== YOUR GOAL ==
Report every line in the listing that contains the string "Дружбы".

==========

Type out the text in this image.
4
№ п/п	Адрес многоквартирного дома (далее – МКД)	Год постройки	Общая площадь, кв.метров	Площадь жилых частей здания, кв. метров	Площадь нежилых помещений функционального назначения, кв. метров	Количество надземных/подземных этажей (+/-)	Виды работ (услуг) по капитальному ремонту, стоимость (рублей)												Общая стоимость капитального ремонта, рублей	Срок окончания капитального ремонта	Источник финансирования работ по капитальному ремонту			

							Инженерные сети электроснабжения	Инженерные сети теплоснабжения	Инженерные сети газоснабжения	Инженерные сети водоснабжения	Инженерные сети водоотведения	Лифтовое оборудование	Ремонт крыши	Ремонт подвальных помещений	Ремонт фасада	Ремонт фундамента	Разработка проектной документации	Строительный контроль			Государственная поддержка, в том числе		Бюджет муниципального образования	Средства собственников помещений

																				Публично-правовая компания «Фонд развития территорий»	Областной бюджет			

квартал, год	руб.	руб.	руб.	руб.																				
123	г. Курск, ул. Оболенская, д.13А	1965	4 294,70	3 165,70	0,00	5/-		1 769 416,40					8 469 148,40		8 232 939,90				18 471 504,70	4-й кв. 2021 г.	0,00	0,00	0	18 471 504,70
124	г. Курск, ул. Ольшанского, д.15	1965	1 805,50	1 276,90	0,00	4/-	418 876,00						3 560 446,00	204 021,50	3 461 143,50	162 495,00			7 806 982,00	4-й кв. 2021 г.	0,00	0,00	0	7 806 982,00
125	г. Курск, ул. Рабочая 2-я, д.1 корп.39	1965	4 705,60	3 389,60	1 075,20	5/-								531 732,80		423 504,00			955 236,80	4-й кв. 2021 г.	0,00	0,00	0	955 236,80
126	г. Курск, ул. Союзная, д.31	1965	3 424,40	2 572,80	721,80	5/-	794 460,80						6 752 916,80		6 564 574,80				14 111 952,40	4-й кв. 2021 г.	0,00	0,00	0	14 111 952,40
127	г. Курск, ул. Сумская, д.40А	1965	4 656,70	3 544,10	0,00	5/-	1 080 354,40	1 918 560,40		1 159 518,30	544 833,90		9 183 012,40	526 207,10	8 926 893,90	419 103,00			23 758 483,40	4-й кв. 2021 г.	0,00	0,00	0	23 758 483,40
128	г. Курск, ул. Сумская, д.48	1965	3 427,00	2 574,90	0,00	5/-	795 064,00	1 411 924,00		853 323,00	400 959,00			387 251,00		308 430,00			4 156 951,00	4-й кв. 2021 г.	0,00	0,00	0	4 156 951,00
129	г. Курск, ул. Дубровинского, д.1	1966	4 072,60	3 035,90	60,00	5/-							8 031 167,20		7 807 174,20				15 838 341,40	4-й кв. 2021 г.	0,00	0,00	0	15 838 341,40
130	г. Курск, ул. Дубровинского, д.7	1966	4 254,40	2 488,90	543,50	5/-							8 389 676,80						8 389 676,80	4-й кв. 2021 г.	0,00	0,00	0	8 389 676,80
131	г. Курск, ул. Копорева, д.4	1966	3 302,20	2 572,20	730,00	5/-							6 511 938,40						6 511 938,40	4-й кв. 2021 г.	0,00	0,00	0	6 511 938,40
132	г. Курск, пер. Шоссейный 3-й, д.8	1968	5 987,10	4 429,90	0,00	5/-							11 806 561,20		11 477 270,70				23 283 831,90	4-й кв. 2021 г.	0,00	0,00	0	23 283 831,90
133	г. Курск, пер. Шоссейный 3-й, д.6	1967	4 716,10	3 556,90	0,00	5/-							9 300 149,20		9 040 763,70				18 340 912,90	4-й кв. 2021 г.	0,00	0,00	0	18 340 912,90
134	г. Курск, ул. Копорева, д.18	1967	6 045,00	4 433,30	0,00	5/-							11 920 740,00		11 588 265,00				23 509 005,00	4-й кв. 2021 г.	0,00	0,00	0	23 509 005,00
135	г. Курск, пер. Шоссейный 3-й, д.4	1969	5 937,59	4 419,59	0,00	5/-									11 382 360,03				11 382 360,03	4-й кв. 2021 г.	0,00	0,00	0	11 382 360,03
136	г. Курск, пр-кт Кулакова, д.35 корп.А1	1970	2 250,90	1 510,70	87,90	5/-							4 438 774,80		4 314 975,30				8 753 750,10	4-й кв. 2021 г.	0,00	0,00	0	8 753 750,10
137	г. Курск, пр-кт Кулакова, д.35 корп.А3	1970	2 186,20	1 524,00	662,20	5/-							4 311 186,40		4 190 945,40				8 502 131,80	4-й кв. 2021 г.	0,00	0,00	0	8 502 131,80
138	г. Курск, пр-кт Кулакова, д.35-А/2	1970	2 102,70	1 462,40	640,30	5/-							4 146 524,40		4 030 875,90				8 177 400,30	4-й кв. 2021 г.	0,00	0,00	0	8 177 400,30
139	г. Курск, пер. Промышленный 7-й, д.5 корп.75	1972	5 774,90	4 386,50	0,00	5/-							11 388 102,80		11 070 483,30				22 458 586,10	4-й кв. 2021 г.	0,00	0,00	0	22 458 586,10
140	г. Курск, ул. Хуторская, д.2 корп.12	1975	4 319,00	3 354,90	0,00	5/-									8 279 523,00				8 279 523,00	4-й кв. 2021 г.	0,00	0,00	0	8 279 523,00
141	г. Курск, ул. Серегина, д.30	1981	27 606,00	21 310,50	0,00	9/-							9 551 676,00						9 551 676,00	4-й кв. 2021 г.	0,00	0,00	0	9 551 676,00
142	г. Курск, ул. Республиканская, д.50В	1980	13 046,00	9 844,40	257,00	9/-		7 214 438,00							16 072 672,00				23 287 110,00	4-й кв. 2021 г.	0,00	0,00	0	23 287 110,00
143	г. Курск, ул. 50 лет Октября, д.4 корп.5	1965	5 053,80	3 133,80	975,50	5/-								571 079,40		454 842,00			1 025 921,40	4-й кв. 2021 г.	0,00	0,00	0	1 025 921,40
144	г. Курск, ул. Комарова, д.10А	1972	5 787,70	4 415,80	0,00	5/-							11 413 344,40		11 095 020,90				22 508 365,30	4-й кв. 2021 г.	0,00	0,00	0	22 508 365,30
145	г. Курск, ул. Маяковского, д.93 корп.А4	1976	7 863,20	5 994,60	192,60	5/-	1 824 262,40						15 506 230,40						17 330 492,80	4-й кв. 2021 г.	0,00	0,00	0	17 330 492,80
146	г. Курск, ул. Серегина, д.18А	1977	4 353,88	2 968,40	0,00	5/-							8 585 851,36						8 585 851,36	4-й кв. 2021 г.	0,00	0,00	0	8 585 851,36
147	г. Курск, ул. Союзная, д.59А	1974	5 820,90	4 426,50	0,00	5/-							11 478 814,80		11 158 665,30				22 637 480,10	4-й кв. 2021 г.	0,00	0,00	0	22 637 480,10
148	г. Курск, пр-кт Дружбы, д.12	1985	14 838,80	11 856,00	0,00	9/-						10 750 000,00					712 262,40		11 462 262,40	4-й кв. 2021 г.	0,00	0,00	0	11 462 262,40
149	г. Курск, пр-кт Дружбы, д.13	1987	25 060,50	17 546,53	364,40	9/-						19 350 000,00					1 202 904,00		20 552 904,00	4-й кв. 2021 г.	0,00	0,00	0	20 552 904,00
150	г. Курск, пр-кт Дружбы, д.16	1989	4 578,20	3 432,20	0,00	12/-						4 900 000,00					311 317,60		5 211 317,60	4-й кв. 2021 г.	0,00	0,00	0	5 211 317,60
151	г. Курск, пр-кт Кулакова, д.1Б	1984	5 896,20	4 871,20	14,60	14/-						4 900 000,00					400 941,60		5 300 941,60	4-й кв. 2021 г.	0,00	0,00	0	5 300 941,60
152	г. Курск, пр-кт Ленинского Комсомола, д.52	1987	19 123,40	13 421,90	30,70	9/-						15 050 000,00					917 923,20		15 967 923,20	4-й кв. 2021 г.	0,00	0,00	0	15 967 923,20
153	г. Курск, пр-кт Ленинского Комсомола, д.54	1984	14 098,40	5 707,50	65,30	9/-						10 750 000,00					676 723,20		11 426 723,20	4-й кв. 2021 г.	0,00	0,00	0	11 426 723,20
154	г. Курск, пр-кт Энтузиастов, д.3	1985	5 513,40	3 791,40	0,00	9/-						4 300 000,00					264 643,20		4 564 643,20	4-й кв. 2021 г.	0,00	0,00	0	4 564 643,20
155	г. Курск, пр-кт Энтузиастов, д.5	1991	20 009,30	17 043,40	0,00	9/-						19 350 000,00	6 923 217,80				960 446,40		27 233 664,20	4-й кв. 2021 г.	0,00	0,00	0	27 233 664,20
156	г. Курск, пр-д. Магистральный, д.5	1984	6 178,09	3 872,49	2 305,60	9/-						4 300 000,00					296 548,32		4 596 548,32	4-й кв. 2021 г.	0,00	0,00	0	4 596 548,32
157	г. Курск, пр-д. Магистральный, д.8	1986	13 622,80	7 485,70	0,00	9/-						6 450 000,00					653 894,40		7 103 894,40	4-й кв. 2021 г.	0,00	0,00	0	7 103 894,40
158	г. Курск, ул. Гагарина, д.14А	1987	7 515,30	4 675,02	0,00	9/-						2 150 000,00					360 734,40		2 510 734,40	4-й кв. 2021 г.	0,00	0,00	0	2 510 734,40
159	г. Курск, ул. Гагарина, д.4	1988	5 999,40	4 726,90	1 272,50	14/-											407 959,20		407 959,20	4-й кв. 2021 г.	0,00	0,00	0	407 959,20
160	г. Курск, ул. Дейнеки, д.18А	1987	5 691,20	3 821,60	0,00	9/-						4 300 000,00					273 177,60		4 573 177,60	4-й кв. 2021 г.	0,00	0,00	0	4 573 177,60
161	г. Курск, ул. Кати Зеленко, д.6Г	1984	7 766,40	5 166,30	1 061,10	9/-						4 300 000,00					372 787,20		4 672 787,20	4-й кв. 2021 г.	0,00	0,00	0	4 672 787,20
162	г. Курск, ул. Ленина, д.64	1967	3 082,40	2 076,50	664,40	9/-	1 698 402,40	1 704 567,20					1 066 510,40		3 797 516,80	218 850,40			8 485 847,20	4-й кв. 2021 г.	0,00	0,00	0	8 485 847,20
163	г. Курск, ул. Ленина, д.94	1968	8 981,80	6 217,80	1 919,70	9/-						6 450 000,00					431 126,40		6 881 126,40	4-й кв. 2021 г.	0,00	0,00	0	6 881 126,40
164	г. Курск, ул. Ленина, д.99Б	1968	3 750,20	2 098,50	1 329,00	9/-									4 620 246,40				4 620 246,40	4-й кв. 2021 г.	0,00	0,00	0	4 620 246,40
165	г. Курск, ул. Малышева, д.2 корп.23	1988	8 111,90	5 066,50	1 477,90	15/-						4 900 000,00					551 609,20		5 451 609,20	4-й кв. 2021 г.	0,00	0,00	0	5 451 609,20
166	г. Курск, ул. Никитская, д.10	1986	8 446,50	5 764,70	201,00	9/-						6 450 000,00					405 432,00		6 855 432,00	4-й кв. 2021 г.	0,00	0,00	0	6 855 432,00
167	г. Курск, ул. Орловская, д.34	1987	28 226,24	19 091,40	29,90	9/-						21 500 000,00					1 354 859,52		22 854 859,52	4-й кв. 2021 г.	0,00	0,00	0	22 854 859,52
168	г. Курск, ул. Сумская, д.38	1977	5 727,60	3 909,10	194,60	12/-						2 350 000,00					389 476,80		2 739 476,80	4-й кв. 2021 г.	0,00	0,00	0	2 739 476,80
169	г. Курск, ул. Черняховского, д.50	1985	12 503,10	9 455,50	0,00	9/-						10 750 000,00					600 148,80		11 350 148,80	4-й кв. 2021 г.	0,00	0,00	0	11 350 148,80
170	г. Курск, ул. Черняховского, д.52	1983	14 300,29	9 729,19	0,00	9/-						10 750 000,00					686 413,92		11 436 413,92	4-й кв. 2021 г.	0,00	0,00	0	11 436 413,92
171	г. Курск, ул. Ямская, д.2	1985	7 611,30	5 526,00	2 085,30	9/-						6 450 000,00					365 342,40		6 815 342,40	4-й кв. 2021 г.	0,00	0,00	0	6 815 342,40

==========

== ANSWER TO THIS EXERCISE ==
148	г. Курск, пр-кт Дружбы, д.12	1985	14 838,80	11 856,00	0,00	9/-						10 750 000,00					712 262,40		11 462 262,40	4-й кв. 2021 г.	0,00	0,00	0	11 462 262,40
149	г. Курск, пр-кт Дружбы, д.13	1987	25 060,50	17 546,53	364,40	9/-						19 350 000,00					1 202 904,00		20 552 904,00	4-й кв. 2021 г.	0,00	0,00	0	20 552 904,00
150	г. Курск, пр-кт Дружбы, д.16	1989	4 578,20	3 432,20	0,00	12/-						4 900 000,00					311 317,60		5 211 317,60	4-й кв. 2021 г.	0,00	0,00	0	5 211 317,60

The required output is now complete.